Would you restate the entries below word for word, leaving out the images?

PROVIDED DATA >>
──────────
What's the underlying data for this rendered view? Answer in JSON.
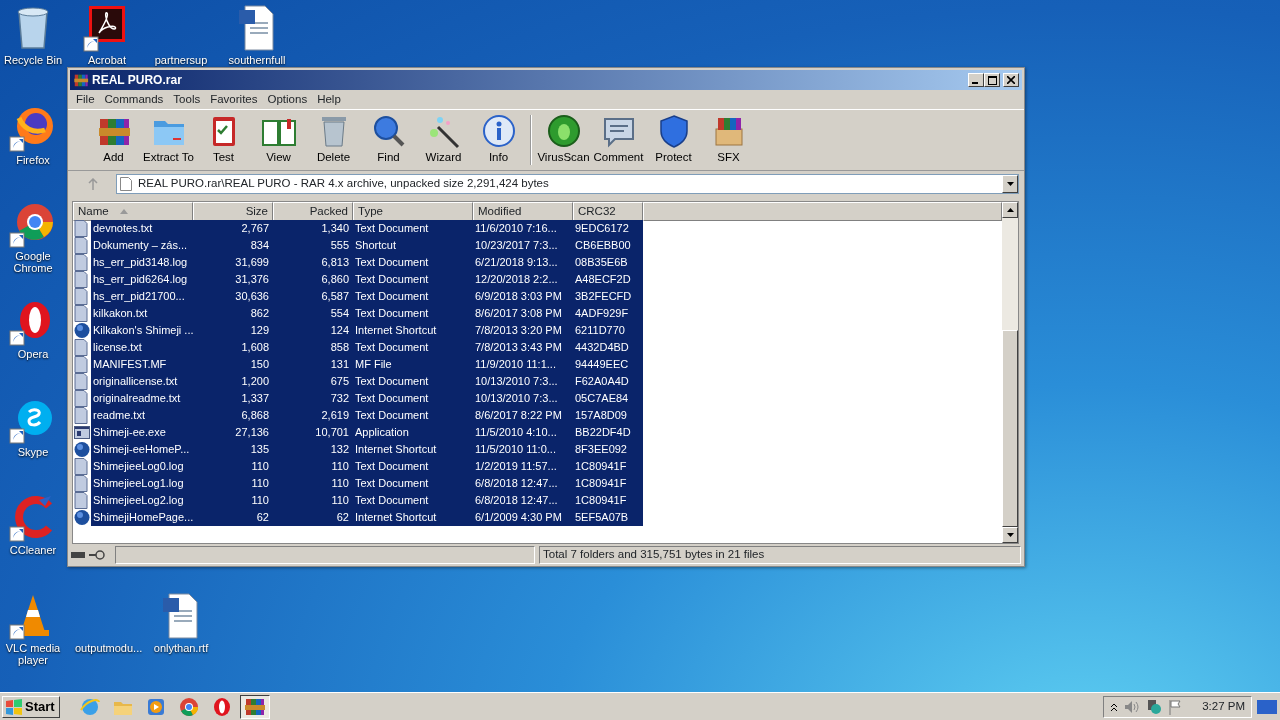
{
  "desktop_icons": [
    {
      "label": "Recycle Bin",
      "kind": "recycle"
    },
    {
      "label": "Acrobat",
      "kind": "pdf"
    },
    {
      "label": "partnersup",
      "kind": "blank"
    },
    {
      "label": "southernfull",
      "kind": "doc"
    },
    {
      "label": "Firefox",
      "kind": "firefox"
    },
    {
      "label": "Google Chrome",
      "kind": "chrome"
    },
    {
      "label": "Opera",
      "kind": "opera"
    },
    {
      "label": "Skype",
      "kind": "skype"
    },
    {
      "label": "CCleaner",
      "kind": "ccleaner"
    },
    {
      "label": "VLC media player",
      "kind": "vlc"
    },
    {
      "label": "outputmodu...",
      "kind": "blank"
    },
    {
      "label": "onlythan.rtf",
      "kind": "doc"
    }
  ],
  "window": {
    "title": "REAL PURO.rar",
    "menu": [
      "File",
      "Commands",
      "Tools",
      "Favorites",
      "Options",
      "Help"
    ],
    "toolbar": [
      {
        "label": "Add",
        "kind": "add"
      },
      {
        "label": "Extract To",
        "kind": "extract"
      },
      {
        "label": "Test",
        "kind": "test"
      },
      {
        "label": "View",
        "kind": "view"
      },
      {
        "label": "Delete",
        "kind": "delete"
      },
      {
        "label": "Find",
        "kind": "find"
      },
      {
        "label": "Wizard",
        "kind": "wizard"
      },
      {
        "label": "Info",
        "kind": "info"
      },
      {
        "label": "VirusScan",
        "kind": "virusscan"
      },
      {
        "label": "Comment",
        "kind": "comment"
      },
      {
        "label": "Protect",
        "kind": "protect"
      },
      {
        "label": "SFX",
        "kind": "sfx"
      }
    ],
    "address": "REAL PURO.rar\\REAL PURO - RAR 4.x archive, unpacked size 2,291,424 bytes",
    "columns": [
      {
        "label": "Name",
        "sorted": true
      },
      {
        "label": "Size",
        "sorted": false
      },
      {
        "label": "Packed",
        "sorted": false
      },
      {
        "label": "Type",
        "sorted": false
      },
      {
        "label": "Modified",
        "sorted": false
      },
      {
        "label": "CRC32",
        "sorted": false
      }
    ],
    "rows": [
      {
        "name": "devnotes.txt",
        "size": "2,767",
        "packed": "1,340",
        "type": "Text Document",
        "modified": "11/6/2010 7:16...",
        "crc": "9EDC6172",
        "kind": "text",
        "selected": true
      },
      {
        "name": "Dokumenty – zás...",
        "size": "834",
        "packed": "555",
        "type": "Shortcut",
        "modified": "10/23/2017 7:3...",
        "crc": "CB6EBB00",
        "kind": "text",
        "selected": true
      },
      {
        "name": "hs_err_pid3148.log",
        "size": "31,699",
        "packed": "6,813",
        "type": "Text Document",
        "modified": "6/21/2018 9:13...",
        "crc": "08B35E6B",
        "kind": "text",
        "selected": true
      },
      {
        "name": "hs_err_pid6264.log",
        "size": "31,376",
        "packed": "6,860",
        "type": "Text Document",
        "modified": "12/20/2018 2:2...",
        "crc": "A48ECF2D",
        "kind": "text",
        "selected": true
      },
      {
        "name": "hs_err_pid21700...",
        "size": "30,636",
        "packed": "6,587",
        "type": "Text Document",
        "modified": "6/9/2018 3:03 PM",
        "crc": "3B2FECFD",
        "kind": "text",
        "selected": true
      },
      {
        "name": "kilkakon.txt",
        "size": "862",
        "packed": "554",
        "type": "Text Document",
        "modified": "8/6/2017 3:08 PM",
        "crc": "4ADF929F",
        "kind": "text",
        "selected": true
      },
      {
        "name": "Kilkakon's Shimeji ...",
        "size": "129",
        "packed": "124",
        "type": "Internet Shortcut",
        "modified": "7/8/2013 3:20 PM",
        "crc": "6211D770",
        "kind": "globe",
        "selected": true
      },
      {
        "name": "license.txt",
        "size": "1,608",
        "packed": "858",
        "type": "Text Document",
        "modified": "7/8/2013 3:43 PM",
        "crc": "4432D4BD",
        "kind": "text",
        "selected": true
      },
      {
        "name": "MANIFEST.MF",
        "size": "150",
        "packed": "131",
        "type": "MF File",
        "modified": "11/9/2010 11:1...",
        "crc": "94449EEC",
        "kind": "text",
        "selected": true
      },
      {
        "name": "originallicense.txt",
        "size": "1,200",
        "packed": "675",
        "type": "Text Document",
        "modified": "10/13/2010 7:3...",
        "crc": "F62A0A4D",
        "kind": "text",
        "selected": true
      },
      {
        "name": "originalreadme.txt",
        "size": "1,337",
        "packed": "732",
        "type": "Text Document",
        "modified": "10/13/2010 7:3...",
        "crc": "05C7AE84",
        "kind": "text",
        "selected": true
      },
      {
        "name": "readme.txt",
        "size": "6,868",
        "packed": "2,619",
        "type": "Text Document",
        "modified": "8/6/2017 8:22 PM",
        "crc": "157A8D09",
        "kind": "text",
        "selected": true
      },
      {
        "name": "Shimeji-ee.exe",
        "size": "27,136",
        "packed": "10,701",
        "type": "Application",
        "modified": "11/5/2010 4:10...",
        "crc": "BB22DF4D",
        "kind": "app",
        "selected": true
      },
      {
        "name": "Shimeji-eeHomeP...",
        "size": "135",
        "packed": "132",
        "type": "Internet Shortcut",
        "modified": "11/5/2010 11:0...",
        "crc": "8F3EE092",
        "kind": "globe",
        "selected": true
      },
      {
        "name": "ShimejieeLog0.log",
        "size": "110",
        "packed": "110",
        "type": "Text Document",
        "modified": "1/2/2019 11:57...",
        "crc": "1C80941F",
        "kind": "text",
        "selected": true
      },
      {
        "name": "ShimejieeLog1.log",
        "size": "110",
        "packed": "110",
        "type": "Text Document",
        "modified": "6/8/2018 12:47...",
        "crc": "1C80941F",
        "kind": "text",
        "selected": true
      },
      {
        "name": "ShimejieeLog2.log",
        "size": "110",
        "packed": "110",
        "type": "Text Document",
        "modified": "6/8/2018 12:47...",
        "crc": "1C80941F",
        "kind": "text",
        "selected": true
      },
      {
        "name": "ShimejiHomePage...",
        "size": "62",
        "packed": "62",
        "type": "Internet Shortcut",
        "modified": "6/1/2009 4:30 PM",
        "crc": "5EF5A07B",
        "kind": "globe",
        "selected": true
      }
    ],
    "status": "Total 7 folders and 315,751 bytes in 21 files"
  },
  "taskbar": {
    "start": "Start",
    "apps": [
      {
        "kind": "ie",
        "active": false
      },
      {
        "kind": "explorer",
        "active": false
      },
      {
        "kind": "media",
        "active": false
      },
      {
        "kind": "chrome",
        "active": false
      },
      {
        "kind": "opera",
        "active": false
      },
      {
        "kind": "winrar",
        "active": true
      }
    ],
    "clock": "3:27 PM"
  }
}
──────────
EXERCISE OUTPUT >>
What's the underlying data for this rendered view? Answer in JSON.
{
  "desktop_icons": [
    {
      "label": "Recycle Bin",
      "kind": "recycle"
    },
    {
      "label": "Acrobat",
      "kind": "pdf"
    },
    {
      "label": "partnersup",
      "kind": "blank"
    },
    {
      "label": "southernfull",
      "kind": "doc"
    },
    {
      "label": "Firefox",
      "kind": "firefox"
    },
    {
      "label": "Google Chrome",
      "kind": "chrome"
    },
    {
      "label": "Opera",
      "kind": "opera"
    },
    {
      "label": "Skype",
      "kind": "skype"
    },
    {
      "label": "CCleaner",
      "kind": "ccleaner"
    },
    {
      "label": "VLC media player",
      "kind": "vlc"
    },
    {
      "label": "outputmodu...",
      "kind": "blank"
    },
    {
      "label": "onlythan.rtf",
      "kind": "doc"
    }
  ],
  "window": {
    "title": "REAL PURO.rar",
    "menu": [
      "File",
      "Commands",
      "Tools",
      "Favorites",
      "Options",
      "Help"
    ],
    "toolbar": [
      {
        "label": "Add",
        "kind": "add"
      },
      {
        "label": "Extract To",
        "kind": "extract"
      },
      {
        "label": "Test",
        "kind": "test"
      },
      {
        "label": "View",
        "kind": "view"
      },
      {
        "label": "Delete",
        "kind": "delete"
      },
      {
        "label": "Find",
        "kind": "find"
      },
      {
        "label": "Wizard",
        "kind": "wizard"
      },
      {
        "label": "Info",
        "kind": "info"
      },
      {
        "label": "VirusScan",
        "kind": "virusscan"
      },
      {
        "label": "Comment",
        "kind": "comment"
      },
      {
        "label": "Protect",
        "kind": "protect"
      },
      {
        "label": "SFX",
        "kind": "sfx"
      }
    ],
    "address": "REAL PURO.rar\\REAL PURO - RAR 4.x archive, unpacked size 2,291,424 bytes",
    "columns": [
      {
        "label": "Name",
        "sorted": true
      },
      {
        "label": "Size",
        "sorted": false
      },
      {
        "label": "Packed",
        "sorted": false
      },
      {
        "label": "Type",
        "sorted": false
      },
      {
        "label": "Modified",
        "sorted": false
      },
      {
        "label": "CRC32",
        "sorted": false
      }
    ],
    "rows": [
      {
        "name": "devnotes.txt",
        "size": "2,767",
        "packed": "1,340",
        "type": "Text Document",
        "modified": "11/6/2010 7:16...",
        "crc": "9EDC6172",
        "kind": "text",
        "selected": true
      },
      {
        "name": "Dokumenty – zás...",
        "size": "834",
        "packed": "555",
        "type": "Shortcut",
        "modified": "10/23/2017 7:3...",
        "crc": "CB6EBB00",
        "kind": "text",
        "selected": true
      },
      {
        "name": "hs_err_pid3148.log",
        "size": "31,699",
        "packed": "6,813",
        "type": "Text Document",
        "modified": "6/21/2018 9:13...",
        "crc": "08B35E6B",
        "kind": "text",
        "selected": true
      },
      {
        "name": "hs_err_pid6264.log",
        "size": "31,376",
        "packed": "6,860",
        "type": "Text Document",
        "modified": "12/20/2018 2:2...",
        "crc": "A48ECF2D",
        "kind": "text",
        "selected": true
      },
      {
        "name": "hs_err_pid21700...",
        "size": "30,636",
        "packed": "6,587",
        "type": "Text Document",
        "modified": "6/9/2018 3:03 PM",
        "crc": "3B2FECFD",
        "kind": "text",
        "selected": true
      },
      {
        "name": "kilkakon.txt",
        "size": "862",
        "packed": "554",
        "type": "Text Document",
        "modified": "8/6/2017 3:08 PM",
        "crc": "4ADF929F",
        "kind": "text",
        "selected": true
      },
      {
        "name": "Kilkakon's Shimeji ...",
        "size": "129",
        "packed": "124",
        "type": "Internet Shortcut",
        "modified": "7/8/2013 3:20 PM",
        "crc": "6211D770",
        "kind": "globe",
        "selected": true
      },
      {
        "name": "license.txt",
        "size": "1,608",
        "packed": "858",
        "type": "Text Document",
        "modified": "7/8/2013 3:43 PM",
        "crc": "4432D4BD",
        "kind": "text",
        "selected": true
      },
      {
        "name": "MANIFEST.MF",
        "size": "150",
        "packed": "131",
        "type": "MF File",
        "modified": "11/9/2010 11:1...",
        "crc": "94449EEC",
        "kind": "text",
        "selected": true
      },
      {
        "name": "originallicense.txt",
        "size": "1,200",
        "packed": "675",
        "type": "Text Document",
        "modified": "10/13/2010 7:3...",
        "crc": "F62A0A4D",
        "kind": "text",
        "selected": true
      },
      {
        "name": "originalreadme.txt",
        "size": "1,337",
        "packed": "732",
        "type": "Text Document",
        "modified": "10/13/2010 7:3...",
        "crc": "05C7AE84",
        "kind": "text",
        "selected": true
      },
      {
        "name": "readme.txt",
        "size": "6,868",
        "packed": "2,619",
        "type": "Text Document",
        "modified": "8/6/2017 8:22 PM",
        "crc": "157A8D09",
        "kind": "text",
        "selected": true
      },
      {
        "name": "Shimeji-ee.exe",
        "size": "27,136",
        "packed": "10,701",
        "type": "Application",
        "modified": "11/5/2010 4:10...",
        "crc": "BB22DF4D",
        "kind": "app",
        "selected": true
      },
      {
        "name": "Shimeji-eeHomeP...",
        "size": "135",
        "packed": "132",
        "type": "Internet Shortcut",
        "modified": "11/5/2010 11:0...",
        "crc": "8F3EE092",
        "kind": "globe",
        "selected": true
      },
      {
        "name": "ShimejieeLog0.log",
        "size": "110",
        "packed": "110",
        "type": "Text Document",
        "modified": "1/2/2019 11:57...",
        "crc": "1C80941F",
        "kind": "text",
        "selected": true
      },
      {
        "name": "ShimejieeLog1.log",
        "size": "110",
        "packed": "110",
        "type": "Text Document",
        "modified": "6/8/2018 12:47...",
        "crc": "1C80941F",
        "kind": "text",
        "selected": true
      },
      {
        "name": "ShimejieeLog2.log",
        "size": "110",
        "packed": "110",
        "type": "Text Document",
        "modified": "6/8/2018 12:47...",
        "crc": "1C80941F",
        "kind": "text",
        "selected": true
      },
      {
        "name": "ShimejiHomePage...",
        "size": "62",
        "packed": "62",
        "type": "Internet Shortcut",
        "modified": "6/1/2009 4:30 PM",
        "crc": "5EF5A07B",
        "kind": "globe",
        "selected": true
      }
    ],
    "status": "Total 7 folders and 315,751 bytes in 21 files"
  },
  "taskbar": {
    "start": "Start",
    "apps": [
      {
        "kind": "ie",
        "active": false
      },
      {
        "kind": "explorer",
        "active": false
      },
      {
        "kind": "media",
        "active": false
      },
      {
        "kind": "chrome",
        "active": false
      },
      {
        "kind": "opera",
        "active": false
      },
      {
        "kind": "winrar",
        "active": true
      }
    ],
    "clock": "3:27 PM"
  }
}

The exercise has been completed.